» PROBLEM DESCRIPTION:
In the listing, copy everything from the line containing "filename-input[interactable]: Softpedia <box>168" down to the line containing "85 523 106</box>", switching "Publish" to "Export" and leaving the rest of those lines unchanged.

» DATA SUPPLIED:
---+---
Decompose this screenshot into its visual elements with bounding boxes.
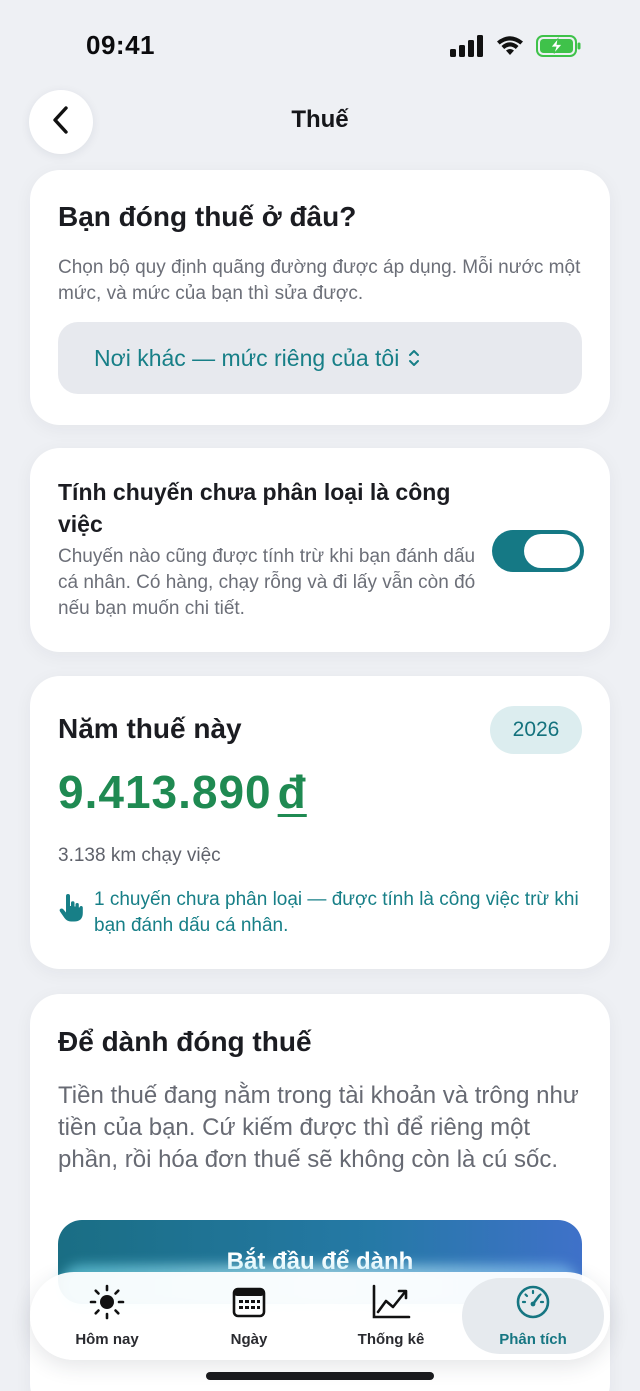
tab-stats-label: Thống kê	[357, 1331, 425, 1348]
status-bar: 09:41	[0, 0, 640, 90]
unclassified-as-work-toggle[interactable]	[492, 530, 584, 572]
battery-charging-icon	[536, 34, 582, 63]
tab-days[interactable]: Ngày	[178, 1278, 320, 1354]
tab-today[interactable]: Hôm nay	[36, 1278, 178, 1354]
tab-analysis[interactable]: Phân tích	[462, 1278, 604, 1354]
tax-region-description: Chọn bộ quy định quãng đường được áp dụn…	[58, 257, 581, 304]
unclassified-trips-card: Tính chuyến chưa phân loại là công việc …	[30, 448, 610, 652]
gauge-icon	[515, 1284, 551, 1325]
tab-bar: Hôm nay Ngày Thống kê Phân tích	[30, 1272, 610, 1360]
tax-region-card: Bạn đóng thuế ở đâu? Chọn bộ quy định qu…	[30, 170, 610, 425]
save-for-tax-description: Tiền thuế đang nằm trong tài khoản và tr…	[58, 1082, 579, 1173]
unclassified-note-text: 1 chuyến chưa phân loại — được tính là c…	[94, 889, 579, 936]
unclassified-trips-description: Chuyến nào cũng được tính trừ khi bạn đá…	[58, 546, 476, 619]
work-km-text: 3.138 km chạy việc	[58, 845, 221, 866]
hand-tap-icon	[58, 893, 94, 928]
sun-icon	[89, 1284, 125, 1325]
wifi-icon	[496, 35, 524, 62]
tax-region-title: Bạn đóng thuế ở đâu?	[58, 201, 357, 232]
tab-days-label: Ngày	[230, 1331, 268, 1348]
save-for-tax-title: Để dành đóng thuế	[58, 1026, 312, 1057]
status-time: 09:41	[86, 30, 155, 60]
screen: 09:41 Thuế Bạn đóng thuế ở đâu? Chọn bộ …	[0, 0, 640, 1391]
tax-region-select-value: Nơi khác — mức riêng của tôi	[94, 344, 400, 371]
status-icons	[450, 34, 582, 63]
unclassified-note[interactable]: 1 chuyến chưa phân loại — được tính là c…	[58, 887, 582, 939]
calendar-icon	[231, 1284, 267, 1325]
currency-symbol: đ	[277, 766, 307, 818]
unclassified-trips-title: Tính chuyến chưa phân loại là công việc	[58, 479, 451, 537]
chart-icon	[371, 1284, 411, 1325]
tax-region-select[interactable]: Nơi khác — mức riêng của tôi	[58, 322, 582, 394]
tax-amount-value: 9.413.890	[58, 766, 272, 818]
chevron-up-down-icon	[407, 347, 421, 369]
toggle-knob	[524, 534, 580, 568]
tax-total-amount: 9.413.890 đ	[58, 765, 582, 819]
home-indicator	[206, 1372, 434, 1380]
tab-analysis-label: Phân tích	[499, 1331, 567, 1348]
page-title: Thuế	[291, 106, 349, 133]
tab-today-label: Hôm nay	[75, 1331, 139, 1348]
tax-year-card: Năm thuế này 2026 9.413.890 đ 3.138 km ch…	[30, 676, 610, 969]
tax-year-badge[interactable]: 2026	[490, 706, 582, 754]
tab-stats[interactable]: Thống kê	[320, 1278, 462, 1354]
cellular-signal-icon	[450, 35, 484, 62]
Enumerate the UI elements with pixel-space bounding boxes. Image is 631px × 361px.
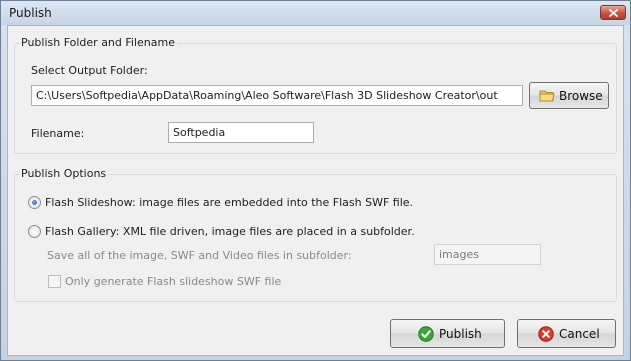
filename-input[interactable]: Softpedia <box>168 122 314 143</box>
window-title: Publish <box>9 6 52 20</box>
browse-button-label: Browse <box>559 89 603 103</box>
output-folder-input[interactable]: C:\Users\Softpedia\AppData\Roaming\Aleo … <box>31 85 523 106</box>
publish-folder-group-label: Publish Folder and Filename <box>19 36 177 49</box>
browse-button[interactable]: Browse <box>529 82 609 109</box>
dialog-body: Publish Folder and Filename Select Outpu… <box>7 25 624 356</box>
cancel-button-label: Cancel <box>559 327 600 341</box>
cancel-button[interactable]: Cancel <box>517 319 616 348</box>
cancel-icon <box>538 326 554 342</box>
flash-gallery-label[interactable]: Flash Gallery: XML file driven, image fi… <box>45 225 415 238</box>
filename-label: Filename: <box>31 127 85 140</box>
publish-options-group-label: Publish Options <box>19 167 109 180</box>
flash-gallery-radio[interactable] <box>28 225 41 238</box>
title-bar[interactable]: Publish <box>1 1 630 25</box>
close-icon <box>609 9 618 17</box>
publish-dialog: Publish Publish Folder and Filename Sele… <box>0 0 631 361</box>
only-swf-label[interactable]: Only generate Flash slideshow SWF file <box>65 275 281 288</box>
folder-icon <box>539 90 555 102</box>
only-swf-checkbox[interactable] <box>48 275 61 288</box>
subfolder-label: Save all of the image, SWF and Video fil… <box>47 249 352 262</box>
close-button[interactable] <box>600 5 626 20</box>
check-icon <box>418 326 434 342</box>
flash-slideshow-radio[interactable] <box>28 196 41 209</box>
publish-button-label: Publish <box>439 327 482 341</box>
publish-button[interactable]: Publish <box>390 319 505 348</box>
select-output-folder-label: Select Output Folder: <box>31 64 148 77</box>
radio-selected-dot <box>32 200 37 205</box>
subfolder-input[interactable]: images <box>434 244 541 265</box>
flash-slideshow-label[interactable]: Flash Slideshow: image files are embedde… <box>45 196 413 209</box>
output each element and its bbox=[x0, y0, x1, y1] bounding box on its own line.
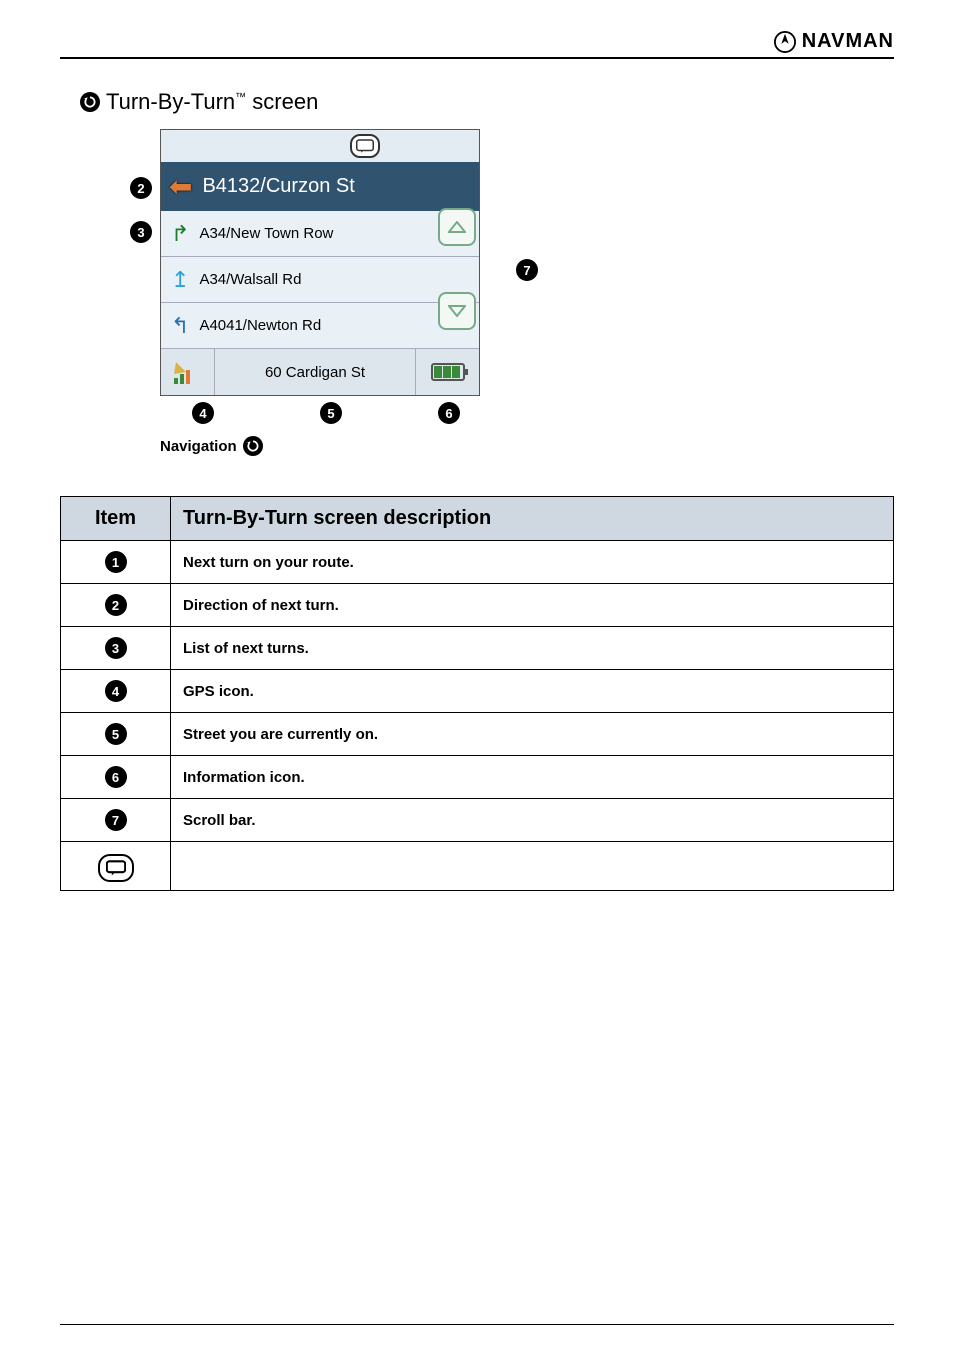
desc-cell: Next turn on your route. bbox=[171, 541, 894, 584]
callout-4: 4 bbox=[192, 402, 214, 424]
item-cell: 6 bbox=[61, 756, 171, 799]
desc-cell: List of next turns. bbox=[171, 627, 894, 670]
brand-logo: NAVMAN bbox=[774, 30, 894, 53]
scroll-up-button[interactable] bbox=[438, 208, 476, 246]
callout-3: 3 bbox=[130, 221, 152, 243]
turn-label: A34/Walsall Rd bbox=[199, 271, 301, 288]
item-number-badge: 7 bbox=[105, 809, 127, 831]
page-footer-rule bbox=[60, 1324, 894, 1325]
next-turn-bar: ⬅ B4132/Curzon St bbox=[161, 162, 479, 211]
item-number-badge: 6 bbox=[105, 766, 127, 788]
caption-text: Navigation bbox=[160, 438, 237, 455]
turn-arrow-icon: ↥ bbox=[171, 267, 189, 293]
item-cell bbox=[61, 842, 171, 891]
item-number-badge: 3 bbox=[105, 637, 127, 659]
list-item[interactable]: ↱ A34/New Town Row bbox=[161, 211, 479, 257]
navman-logo-icon bbox=[774, 31, 796, 53]
description-table: Item Turn-By-Turn screen description 1 Ne… bbox=[60, 496, 894, 891]
desc-cell: Scroll bar. bbox=[171, 799, 894, 842]
desc-cell: Street you are currently on. bbox=[171, 713, 894, 756]
brand-text: NAVMAN bbox=[802, 30, 894, 53]
turn-label: A4041/Newton Rd bbox=[199, 317, 321, 334]
item-cell: 4 bbox=[61, 670, 171, 713]
callout-2: 2 bbox=[130, 177, 152, 199]
cycle-icon bbox=[243, 436, 263, 456]
gps-icon[interactable] bbox=[161, 349, 215, 395]
list-item[interactable]: ↥ A34/Walsall Rd bbox=[161, 257, 479, 303]
desc-cell: Information icon. bbox=[171, 756, 894, 799]
table-row: 4 GPS icon. bbox=[61, 670, 894, 713]
scroll-down-button[interactable] bbox=[438, 292, 476, 330]
page-header: NAVMAN bbox=[60, 30, 894, 59]
table-row: 6 Information icon. bbox=[61, 756, 894, 799]
heading-prefix: Turn-By-Turn bbox=[106, 89, 235, 114]
callout-6: 6 bbox=[438, 402, 460, 424]
desc-cell: GPS icon. bbox=[171, 670, 894, 713]
desc-cell bbox=[171, 842, 894, 891]
list-item[interactable]: ↰ A4041/Newton Rd bbox=[161, 303, 479, 349]
item-number-badge: 2 bbox=[105, 594, 127, 616]
table-row: 7 Scroll bar. bbox=[61, 799, 894, 842]
item-number-badge: 4 bbox=[105, 680, 127, 702]
info-top-icon[interactable] bbox=[350, 134, 380, 158]
figure-caption: Navigation bbox=[160, 436, 894, 456]
table-row bbox=[61, 842, 894, 891]
turn-arrow-icon: ↰ bbox=[171, 313, 189, 339]
item-cell: 2 bbox=[61, 584, 171, 627]
section-heading: Turn-By-Turn™ screen bbox=[80, 89, 894, 115]
info-bubble-icon bbox=[98, 854, 134, 882]
scroll-bar[interactable] bbox=[438, 208, 480, 330]
item-cell: 5 bbox=[61, 713, 171, 756]
item-cell: 1 bbox=[61, 541, 171, 584]
table-header-item: Item bbox=[61, 497, 171, 541]
item-cell: 7 bbox=[61, 799, 171, 842]
cycle-icon bbox=[80, 92, 100, 112]
information-icon[interactable] bbox=[415, 349, 479, 395]
device-screenshot: ⬅ B4132/Curzon St ↱ A34/New Town Row ↥ A… bbox=[160, 129, 480, 396]
battery-icon bbox=[431, 363, 465, 381]
table-row: 1 Next turn on your route. bbox=[61, 541, 894, 584]
callout-7: 7 bbox=[516, 259, 538, 281]
heading-tm: ™ bbox=[235, 92, 246, 104]
callout-5: 5 bbox=[320, 402, 342, 424]
item-number-badge: 5 bbox=[105, 723, 127, 745]
table-header-desc: Turn-By-Turn screen description bbox=[171, 497, 894, 541]
heading-suffix: screen bbox=[252, 89, 318, 114]
turn-label: A34/New Town Row bbox=[199, 225, 333, 242]
item-number-badge: 1 bbox=[105, 551, 127, 573]
table-row: 2 Direction of next turn. bbox=[61, 584, 894, 627]
item-cell: 3 bbox=[61, 627, 171, 670]
desc-cell: Direction of next turn. bbox=[171, 584, 894, 627]
current-street: 60 Cardigan St bbox=[215, 364, 415, 381]
turn-arrow-icon: ↱ bbox=[171, 221, 189, 247]
turn-left-icon: ⬅ bbox=[169, 170, 192, 203]
next-turn-label: B4132/Curzon St bbox=[202, 175, 354, 198]
table-row: 3 List of next turns. bbox=[61, 627, 894, 670]
table-row: 5 Street you are currently on. bbox=[61, 713, 894, 756]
---+---
» WORKED ANSWER:
filename-input[interactable]: Softpedia <box>168 122 314 143</box>
window-title: Export <box>9 6 52 20</box>
browse-button-label: Browse <box>559 89 603 103</box>
output-folder-input[interactable]: C:\Users\Softpedia\AppData\Roaming\Aleo … <box>31 85 523 106</box>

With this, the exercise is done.